◆ **Prompt**:
Find the lines containing "name" and say how many there are, with no other words.

◆ **Exercise materials**:
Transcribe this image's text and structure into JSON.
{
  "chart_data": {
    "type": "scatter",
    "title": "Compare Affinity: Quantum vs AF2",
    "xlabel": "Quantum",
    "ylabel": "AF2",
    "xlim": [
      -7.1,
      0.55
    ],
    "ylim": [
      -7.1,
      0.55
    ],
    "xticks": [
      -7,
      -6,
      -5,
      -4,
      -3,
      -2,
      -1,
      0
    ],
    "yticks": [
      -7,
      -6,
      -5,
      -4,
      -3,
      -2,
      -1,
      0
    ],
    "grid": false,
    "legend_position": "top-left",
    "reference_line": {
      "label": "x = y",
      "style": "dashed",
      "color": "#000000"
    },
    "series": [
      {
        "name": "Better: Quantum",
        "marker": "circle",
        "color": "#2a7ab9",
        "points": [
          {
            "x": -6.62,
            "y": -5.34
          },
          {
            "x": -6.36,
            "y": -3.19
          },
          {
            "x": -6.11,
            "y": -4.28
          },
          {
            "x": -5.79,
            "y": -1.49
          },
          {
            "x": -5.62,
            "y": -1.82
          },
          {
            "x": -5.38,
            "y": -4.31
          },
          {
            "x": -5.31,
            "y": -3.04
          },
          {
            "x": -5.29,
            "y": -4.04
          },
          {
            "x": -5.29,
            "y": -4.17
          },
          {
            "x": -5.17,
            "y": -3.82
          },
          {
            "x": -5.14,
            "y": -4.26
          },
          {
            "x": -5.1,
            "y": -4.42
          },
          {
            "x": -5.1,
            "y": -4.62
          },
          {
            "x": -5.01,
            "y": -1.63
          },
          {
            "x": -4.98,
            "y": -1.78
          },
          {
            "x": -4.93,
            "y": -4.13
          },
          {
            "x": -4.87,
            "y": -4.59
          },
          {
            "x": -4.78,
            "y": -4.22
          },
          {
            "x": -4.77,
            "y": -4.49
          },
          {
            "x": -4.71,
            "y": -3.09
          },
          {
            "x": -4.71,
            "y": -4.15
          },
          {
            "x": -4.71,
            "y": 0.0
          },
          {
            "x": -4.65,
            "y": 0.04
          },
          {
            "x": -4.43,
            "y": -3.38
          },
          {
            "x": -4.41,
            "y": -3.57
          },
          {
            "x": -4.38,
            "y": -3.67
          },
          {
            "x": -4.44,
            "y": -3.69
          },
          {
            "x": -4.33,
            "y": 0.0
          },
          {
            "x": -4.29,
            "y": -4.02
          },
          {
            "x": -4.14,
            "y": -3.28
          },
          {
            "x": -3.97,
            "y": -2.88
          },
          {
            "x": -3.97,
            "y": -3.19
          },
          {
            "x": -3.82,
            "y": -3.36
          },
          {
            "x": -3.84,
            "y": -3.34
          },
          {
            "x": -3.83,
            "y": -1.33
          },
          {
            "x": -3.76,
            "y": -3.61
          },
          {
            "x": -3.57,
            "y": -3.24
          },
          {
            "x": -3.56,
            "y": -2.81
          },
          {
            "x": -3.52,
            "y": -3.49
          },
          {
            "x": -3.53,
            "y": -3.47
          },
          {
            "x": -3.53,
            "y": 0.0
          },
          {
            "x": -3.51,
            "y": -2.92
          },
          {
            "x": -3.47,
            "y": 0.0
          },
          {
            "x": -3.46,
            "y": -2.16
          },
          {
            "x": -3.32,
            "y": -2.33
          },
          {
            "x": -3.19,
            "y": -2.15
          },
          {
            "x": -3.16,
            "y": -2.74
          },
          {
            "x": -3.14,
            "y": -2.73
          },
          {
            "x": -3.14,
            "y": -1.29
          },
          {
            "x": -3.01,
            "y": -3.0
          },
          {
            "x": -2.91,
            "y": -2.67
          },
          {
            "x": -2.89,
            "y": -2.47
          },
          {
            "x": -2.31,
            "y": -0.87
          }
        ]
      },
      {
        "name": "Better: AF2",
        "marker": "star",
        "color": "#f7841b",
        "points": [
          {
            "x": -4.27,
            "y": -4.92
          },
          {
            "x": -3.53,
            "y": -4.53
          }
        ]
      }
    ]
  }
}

◆ **Exercise output**:
2